> _What to produce_
Reproduce the listing exactly, with no pictures in your copy.

> _Data excerpts_
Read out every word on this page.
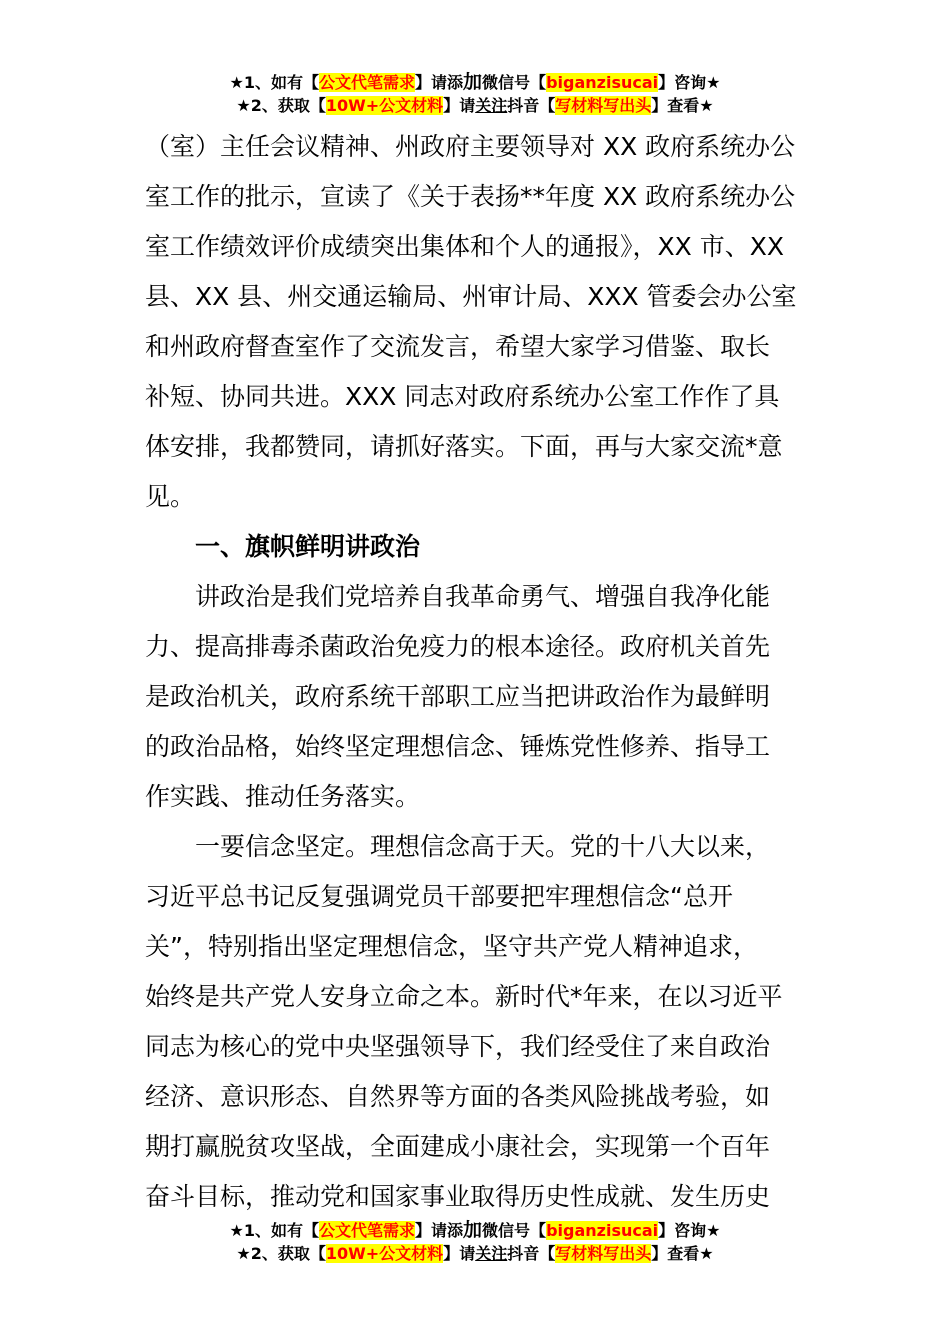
★1、如有【公文代笔需求】请添加微信号【biganzisucai】咨询★
★2、获取【10W+公文材料】请关注抖音【写材料写出头】查看★
（室）主任会议精神、州政府主要领导对 XX 政府系统办公
室工作的批示，宣读了《关于表扬**年度 XX 政府系统办公
室工作绩效评价成绩突出集体和个人的通报》，XX 市、XX
县、XX 县、州交通运输局、州审计局、XXX 管委会办公室
和州政府督查室作了交流发言，希望大家学习借鉴、取长
补短、协同共进。XXX 同志对政府系统办公室工作作了具
体安排，我都赞同，请抓好落实。下面，再与大家交流*意
见。
　　一、旗帜鲜明讲政治
　　讲政治是我们党培养自我革命勇气、增强自我净化能
力、提高排毒杀菌政治免疫力的根本途径。政府机关首先
是政治机关，政府系统干部职工应当把讲政治作为最鲜明
的政治品格，始终坚定理想信念、锤炼党性修养、指导工
作实践、推动任务落实。
　　一要信念坚定。理想信念高于天。党的十八大以来，
习近平总书记反复强调党员干部要把牢理想信念“总开
关”，特别指出坚定理想信念，坚守共产党人精神追求，
始终是共产党人安身立命之本。新时代*年来，在以习近平
同志为核心的党中央坚强领导下，我们经受住了来自政治
经济、意识形态、自然界等方面的各类风险挑战考验，如
期打赢脱贫攻坚战，全面建成小康社会，实现第一个百年
奋斗目标，推动党和国家事业取得历史性成就、发生历史
★1、如有【公文代笔需求】请添加微信号【biganzisucai】咨询★
★2、获取【10W+公文材料】请关注抖音【写材料写出头】查看★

> _Answer to the task_
Read out every word on this page.
★1、如有【公文代笔需求】请添加微信号【biganzisucai】咨询★
★2、获取【10W+公文材料】请关注抖音【写材料写出头】查看★
（室）主任会议精神、州政府主要领导对 XX 政府系统办公
室工作的批示，宣读了《关于表扬**年度 XX 政府系统办公
室工作绩效评价成绩突出集体和个人的通报》，XX 市、XX
县、XX 县、州交通运输局、州审计局、XXX 管委会办公室
和州政府督查室作了交流发言，希望大家学习借鉴、取长
补短、协同共进。XXX 同志对政府系统办公室工作作了具
体安排，我都赞同，请抓好落实。下面，再与大家交流*意
见。
　　一、旗帜鲜明讲政治
　　讲政治是我们党培养自我革命勇气、增强自我净化能
力、提高排毒杀菌政治免疫力的根本途径。政府机关首先
是政治机关，政府系统干部职工应当把讲政治作为最鲜明
的政治品格，始终坚定理想信念、锤炼党性修养、指导工
作实践、推动任务落实。
　　一要信念坚定。理想信念高于天。党的十八大以来，
习近平总书记反复强调党员干部要把牢理想信念“总开
关”，特别指出坚定理想信念，坚守共产党人精神追求，
始终是共产党人安身立命之本。新时代*年来，在以习近平
同志为核心的党中央坚强领导下，我们经受住了来自政治
经济、意识形态、自然界等方面的各类风险挑战考验，如
期打赢脱贫攻坚战，全面建成小康社会，实现第一个百年
奋斗目标，推动党和国家事业取得历史性成就、发生历史
★1、如有【公文代笔需求】请添加微信号【biganzisucai】咨询★
★2、获取【10W+公文材料】请关注抖音【写材料写出头】查看★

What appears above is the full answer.